Selection >>
▶
Scenario analysis is a more intuitive qualitative analysis method to develop forecasts for the research object based on the assumption that the development status and trend of the research object can be sustained into the future as the basis for scenario setting [49]. To make the direct carbon emission scenario prediction of the Beijing–Tianjin–Hebei construction industry in 2021–2045 more accurate and reasonable, this research integrates the absolute value magnitude of the regression coefficients of different influencing factors and the decomposition results of LMDI factors. The five influencing factors of population, affluence, diesel energy consumption share, industrial structure, and energy intensity are set up in three models of low, medium, and high, and their setting results are shown in Table 5. The scenario analysis of each influencing factor is as follows.

(1) Population Scale Scenario Analysis. According to the “Decision on Optimizing Fertility Policy for Long-term Balanced Population Development” held by the Central Political Bureau, the “three-child policy” will be liberalized so that the population will grow in the short term. In the “Study on Population Development Strategy of Beijing–Tianjin–Hebei,” it is stated that the population of the Beijing–Tianjin–Hebei region will peak at 126 million in approximately 2030, with an annual population growth rate of 1.33%, which is set as the high model growth rate for 2026–2030. However, water shortage and severe water pollution problems in the Beijing–Tianjin–Hebei region lead to a maximum reasonable capacity of 110 million people, setting its growth rate to a low-growth mode. Referring to relevant studies on population projections [50], the Beijing–Tianjin–Hebei region will reach its peak in approximately 2030, after which the average annual growth rate will gradually decrease, and this trend predicts that the population growth rate of Beijing–Tianjin–Hebei from 2021 to 2045 will be 2.21%, 1.01%, 0.11%, −0.59%, and −1.29%.
◀
Recorded data
▶
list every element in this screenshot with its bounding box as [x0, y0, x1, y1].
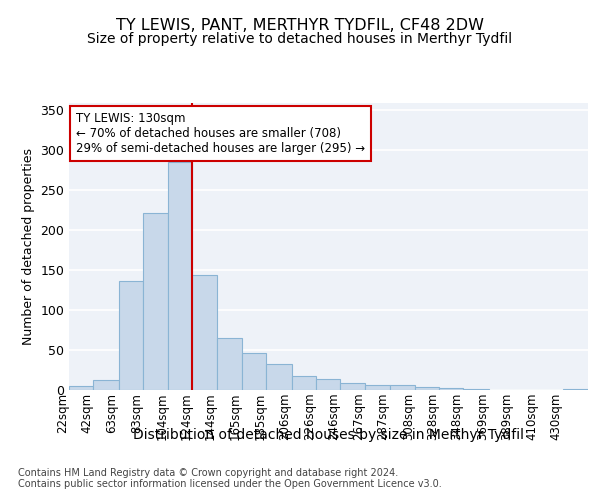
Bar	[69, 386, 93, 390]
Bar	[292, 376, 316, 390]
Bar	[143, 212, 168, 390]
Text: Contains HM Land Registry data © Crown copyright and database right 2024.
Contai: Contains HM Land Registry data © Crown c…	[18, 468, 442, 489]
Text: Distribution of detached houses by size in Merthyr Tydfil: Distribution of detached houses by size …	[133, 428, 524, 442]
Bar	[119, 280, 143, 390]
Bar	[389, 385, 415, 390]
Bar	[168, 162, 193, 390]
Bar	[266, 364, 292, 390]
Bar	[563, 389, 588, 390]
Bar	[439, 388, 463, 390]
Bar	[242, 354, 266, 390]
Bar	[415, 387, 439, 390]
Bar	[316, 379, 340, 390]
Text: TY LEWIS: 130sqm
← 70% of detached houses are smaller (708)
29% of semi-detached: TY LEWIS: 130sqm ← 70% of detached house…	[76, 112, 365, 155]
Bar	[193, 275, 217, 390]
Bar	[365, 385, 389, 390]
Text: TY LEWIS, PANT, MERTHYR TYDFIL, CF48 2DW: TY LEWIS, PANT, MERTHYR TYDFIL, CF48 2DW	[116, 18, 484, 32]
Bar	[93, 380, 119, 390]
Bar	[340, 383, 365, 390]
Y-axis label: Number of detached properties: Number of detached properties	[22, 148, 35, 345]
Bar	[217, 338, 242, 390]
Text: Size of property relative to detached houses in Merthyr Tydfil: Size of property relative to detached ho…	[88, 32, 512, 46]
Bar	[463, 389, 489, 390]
◀
What you need to do >>
a) Answer these questions from the scenario-analysis text:
(i) Over which years is the direct carbon emission scenario prediction made?
(ii) At what figure, according to the population development strategy study, will the region's population peak?
(iii) What maximum reasonable capacity results from the region's water problems?
b) Retype the scenario-analysis text, starting at the words "Scenario analysis is" and stopping after "is as follows.".

Results for the exercise >>
a)
(i) 2021–2045
(ii) 126 million
(iii) 110 million people

b)
Scenario analysis is a more intuitive qualitative analysis method to develop forecasts for the research object based on the assumption that the development status and trend of the research object can be sustained into the future as the basis for scenario setting [49]. To make the direct carbon emission scenario prediction of the Beijing–Tianjin–Hebei construction industry in 2021–2045 more accurate and reasonable, this research integrates the absolute value magnitude of the regression coefficients of different influencing factors and the decomposition results of LMDI factors. The five influencing factors of population, affluence, diesel energy consumption share, industrial structure, and energy intensity are set up in three models of low, medium, and high, and their setting results are shown in Table 5. The scenario analysis of each influencing factor is as follows.